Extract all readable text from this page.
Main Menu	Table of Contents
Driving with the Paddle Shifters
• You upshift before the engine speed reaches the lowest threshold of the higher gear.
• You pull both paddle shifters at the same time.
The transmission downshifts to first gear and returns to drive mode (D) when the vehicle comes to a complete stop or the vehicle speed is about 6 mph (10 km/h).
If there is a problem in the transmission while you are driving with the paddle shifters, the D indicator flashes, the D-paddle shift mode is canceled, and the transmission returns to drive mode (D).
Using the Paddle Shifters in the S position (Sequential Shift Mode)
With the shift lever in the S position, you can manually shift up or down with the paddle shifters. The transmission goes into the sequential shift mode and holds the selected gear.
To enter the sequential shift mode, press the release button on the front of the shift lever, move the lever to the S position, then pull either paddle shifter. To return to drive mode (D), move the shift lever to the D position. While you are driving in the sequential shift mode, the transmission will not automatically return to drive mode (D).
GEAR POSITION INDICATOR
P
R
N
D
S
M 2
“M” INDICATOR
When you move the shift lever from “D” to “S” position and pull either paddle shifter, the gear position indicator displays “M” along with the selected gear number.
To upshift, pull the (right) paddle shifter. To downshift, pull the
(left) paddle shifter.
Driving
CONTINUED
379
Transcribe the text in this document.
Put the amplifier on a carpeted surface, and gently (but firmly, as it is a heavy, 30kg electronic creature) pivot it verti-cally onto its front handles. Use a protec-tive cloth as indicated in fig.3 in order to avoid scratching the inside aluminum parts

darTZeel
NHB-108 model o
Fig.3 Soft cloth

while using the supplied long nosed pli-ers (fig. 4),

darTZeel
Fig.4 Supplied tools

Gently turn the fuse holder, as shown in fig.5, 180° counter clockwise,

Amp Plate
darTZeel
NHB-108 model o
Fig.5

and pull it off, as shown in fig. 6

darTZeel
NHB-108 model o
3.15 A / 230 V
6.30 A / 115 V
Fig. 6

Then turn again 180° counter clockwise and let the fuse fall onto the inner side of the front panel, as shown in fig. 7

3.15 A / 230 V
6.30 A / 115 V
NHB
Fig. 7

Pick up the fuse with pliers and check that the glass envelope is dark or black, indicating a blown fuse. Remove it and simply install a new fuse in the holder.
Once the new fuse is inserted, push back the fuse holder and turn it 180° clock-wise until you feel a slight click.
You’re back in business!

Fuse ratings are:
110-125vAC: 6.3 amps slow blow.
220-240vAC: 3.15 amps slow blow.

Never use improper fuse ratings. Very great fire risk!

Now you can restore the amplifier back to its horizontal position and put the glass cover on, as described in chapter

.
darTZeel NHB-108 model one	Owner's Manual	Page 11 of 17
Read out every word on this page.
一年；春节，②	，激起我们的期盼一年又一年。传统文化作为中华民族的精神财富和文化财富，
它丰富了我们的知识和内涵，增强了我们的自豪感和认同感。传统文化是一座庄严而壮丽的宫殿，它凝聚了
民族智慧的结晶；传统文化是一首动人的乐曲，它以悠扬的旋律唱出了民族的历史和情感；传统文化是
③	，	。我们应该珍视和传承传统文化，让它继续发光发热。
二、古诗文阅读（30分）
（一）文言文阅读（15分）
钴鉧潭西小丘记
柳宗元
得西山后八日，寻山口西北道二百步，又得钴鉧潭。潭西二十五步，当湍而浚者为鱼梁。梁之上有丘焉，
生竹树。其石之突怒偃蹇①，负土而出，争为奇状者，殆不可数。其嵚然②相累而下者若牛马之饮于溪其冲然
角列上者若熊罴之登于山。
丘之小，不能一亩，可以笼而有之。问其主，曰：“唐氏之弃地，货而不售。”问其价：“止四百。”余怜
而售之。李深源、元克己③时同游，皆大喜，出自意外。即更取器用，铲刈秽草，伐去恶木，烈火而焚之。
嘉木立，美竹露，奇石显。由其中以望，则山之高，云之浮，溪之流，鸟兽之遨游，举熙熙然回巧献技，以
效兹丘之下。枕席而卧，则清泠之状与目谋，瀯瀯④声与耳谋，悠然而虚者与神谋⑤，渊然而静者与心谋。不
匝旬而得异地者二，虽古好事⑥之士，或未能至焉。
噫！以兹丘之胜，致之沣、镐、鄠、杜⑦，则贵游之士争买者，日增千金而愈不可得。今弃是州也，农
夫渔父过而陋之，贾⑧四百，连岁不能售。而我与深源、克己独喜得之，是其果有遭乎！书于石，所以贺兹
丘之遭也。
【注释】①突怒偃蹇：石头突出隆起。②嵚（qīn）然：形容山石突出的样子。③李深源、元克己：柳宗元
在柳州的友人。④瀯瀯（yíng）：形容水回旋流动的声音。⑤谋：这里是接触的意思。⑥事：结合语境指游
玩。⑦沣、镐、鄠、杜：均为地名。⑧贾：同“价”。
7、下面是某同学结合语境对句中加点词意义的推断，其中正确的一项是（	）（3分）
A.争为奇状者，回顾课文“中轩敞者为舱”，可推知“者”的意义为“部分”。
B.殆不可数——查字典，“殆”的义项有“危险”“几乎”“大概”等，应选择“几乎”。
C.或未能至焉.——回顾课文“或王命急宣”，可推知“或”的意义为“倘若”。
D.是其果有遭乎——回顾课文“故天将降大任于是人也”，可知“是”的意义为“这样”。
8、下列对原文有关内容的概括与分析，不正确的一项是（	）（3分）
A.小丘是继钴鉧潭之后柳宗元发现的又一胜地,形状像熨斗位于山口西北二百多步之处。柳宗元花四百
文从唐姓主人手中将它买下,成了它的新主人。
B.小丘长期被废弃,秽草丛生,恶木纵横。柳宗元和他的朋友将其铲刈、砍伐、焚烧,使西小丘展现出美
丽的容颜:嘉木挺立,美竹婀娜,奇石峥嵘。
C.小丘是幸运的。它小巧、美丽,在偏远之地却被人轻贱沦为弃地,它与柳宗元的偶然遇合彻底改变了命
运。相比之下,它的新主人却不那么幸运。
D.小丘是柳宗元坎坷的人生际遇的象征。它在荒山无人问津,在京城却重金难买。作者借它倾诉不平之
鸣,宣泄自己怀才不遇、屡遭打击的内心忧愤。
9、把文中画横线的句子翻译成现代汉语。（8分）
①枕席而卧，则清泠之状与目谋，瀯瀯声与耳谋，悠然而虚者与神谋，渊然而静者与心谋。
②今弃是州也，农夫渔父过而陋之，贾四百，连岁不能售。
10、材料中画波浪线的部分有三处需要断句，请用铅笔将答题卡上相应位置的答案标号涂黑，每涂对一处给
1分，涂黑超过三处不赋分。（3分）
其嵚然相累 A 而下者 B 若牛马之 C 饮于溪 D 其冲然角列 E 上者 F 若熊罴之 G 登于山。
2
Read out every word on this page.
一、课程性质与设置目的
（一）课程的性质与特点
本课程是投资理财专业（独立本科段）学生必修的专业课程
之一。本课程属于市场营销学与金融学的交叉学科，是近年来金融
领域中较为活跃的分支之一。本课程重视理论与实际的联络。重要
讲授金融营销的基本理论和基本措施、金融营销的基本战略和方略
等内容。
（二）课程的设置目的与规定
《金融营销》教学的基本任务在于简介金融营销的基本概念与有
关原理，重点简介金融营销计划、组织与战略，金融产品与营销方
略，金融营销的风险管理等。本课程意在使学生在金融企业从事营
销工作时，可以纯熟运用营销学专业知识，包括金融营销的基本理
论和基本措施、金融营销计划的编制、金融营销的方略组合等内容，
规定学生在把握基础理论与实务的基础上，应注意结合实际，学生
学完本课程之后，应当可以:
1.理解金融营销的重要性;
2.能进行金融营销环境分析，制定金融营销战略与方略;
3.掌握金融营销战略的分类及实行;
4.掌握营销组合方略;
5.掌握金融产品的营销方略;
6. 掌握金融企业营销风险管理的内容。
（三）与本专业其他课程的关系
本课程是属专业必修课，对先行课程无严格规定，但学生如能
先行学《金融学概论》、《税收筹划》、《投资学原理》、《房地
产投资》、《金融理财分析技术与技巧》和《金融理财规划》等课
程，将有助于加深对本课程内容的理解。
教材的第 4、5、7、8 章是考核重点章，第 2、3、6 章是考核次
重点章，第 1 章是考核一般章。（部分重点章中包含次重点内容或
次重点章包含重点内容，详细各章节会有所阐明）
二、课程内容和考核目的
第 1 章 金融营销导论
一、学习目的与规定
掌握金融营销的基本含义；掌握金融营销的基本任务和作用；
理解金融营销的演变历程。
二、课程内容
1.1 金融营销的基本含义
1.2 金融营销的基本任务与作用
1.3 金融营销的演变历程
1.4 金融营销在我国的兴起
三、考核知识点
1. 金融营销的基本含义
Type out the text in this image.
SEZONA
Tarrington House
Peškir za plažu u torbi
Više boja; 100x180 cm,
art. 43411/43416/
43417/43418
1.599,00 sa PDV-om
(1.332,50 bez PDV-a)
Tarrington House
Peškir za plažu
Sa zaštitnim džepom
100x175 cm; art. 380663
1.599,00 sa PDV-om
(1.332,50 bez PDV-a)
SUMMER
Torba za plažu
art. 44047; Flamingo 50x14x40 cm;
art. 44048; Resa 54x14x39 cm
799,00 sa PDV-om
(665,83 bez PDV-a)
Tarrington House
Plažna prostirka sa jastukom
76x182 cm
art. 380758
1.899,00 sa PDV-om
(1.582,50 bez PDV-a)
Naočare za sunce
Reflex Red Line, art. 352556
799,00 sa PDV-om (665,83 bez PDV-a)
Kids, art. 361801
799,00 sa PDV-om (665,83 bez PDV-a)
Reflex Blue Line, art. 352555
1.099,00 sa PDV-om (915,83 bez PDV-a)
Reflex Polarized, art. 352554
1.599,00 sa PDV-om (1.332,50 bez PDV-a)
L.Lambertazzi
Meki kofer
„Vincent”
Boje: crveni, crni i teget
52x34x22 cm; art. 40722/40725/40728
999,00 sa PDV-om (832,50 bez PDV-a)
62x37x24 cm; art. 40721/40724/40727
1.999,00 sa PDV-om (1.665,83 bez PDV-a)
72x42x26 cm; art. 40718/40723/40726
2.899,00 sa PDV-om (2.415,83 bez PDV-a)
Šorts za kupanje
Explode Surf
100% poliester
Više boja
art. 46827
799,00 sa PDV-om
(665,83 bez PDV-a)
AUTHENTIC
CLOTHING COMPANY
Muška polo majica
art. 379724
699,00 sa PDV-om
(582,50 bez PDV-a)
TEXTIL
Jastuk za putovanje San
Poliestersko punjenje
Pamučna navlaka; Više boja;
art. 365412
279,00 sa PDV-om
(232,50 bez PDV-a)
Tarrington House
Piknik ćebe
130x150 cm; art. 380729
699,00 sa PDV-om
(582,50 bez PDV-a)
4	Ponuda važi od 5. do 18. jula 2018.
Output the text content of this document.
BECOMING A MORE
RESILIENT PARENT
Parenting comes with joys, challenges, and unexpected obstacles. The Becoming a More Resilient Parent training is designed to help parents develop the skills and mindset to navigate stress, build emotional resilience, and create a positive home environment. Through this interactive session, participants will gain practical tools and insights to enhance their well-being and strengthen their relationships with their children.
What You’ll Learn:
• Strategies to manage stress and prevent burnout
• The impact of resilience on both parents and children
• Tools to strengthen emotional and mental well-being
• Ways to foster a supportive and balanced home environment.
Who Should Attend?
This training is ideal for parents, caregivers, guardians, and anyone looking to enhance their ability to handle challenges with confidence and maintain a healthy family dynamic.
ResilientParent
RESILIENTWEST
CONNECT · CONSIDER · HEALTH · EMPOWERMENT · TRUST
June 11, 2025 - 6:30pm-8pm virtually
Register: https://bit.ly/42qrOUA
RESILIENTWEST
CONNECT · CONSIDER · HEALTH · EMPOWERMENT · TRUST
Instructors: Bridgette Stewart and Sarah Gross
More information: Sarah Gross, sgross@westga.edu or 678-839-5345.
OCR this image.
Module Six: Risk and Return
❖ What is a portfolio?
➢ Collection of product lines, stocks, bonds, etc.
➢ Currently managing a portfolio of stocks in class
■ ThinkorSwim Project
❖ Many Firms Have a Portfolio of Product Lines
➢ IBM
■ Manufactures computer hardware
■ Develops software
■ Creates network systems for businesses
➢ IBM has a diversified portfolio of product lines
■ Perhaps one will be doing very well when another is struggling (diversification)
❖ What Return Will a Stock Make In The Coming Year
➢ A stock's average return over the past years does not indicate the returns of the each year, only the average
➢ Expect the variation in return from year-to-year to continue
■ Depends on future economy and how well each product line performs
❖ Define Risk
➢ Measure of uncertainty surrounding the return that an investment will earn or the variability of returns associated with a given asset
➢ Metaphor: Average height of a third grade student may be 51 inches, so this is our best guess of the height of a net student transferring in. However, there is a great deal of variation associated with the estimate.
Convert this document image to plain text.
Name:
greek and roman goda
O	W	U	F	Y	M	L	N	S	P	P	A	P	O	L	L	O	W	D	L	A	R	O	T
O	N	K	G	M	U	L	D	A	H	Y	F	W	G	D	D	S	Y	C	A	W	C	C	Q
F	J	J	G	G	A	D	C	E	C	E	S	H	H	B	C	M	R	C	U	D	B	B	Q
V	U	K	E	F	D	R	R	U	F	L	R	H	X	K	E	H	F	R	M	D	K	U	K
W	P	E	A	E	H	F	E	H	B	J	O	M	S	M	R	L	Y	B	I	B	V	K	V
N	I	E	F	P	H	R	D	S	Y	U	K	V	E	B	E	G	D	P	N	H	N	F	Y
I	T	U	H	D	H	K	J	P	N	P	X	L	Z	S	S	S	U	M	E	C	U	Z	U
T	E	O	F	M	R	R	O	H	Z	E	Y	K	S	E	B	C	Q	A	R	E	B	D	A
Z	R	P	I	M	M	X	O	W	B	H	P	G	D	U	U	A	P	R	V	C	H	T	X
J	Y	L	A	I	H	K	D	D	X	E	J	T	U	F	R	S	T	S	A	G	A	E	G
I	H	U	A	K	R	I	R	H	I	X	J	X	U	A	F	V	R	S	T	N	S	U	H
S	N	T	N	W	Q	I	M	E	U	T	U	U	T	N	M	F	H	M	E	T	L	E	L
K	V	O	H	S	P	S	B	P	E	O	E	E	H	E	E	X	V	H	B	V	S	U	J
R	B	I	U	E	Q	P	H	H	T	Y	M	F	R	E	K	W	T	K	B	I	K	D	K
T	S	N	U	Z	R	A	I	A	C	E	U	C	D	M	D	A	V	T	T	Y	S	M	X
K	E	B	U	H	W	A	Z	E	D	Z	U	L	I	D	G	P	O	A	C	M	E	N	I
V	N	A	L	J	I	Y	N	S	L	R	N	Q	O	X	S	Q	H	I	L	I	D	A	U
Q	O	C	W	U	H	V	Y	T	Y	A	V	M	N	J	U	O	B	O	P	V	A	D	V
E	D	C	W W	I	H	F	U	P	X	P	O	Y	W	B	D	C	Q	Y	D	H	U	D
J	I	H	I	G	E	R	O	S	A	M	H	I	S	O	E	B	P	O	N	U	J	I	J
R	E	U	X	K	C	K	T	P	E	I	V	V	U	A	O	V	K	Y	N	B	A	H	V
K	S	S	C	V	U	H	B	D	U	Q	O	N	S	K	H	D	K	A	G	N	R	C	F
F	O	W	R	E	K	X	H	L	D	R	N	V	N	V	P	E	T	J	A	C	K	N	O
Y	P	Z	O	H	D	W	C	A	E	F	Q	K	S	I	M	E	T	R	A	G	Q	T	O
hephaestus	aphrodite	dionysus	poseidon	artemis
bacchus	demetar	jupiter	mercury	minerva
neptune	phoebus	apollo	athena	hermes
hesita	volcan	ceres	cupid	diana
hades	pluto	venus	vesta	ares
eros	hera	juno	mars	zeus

----

Short task
Take every line from the records above that has the word "Peškir" and copy it.

Right answer
Peškir za plažu u torbi
Peškir za plažu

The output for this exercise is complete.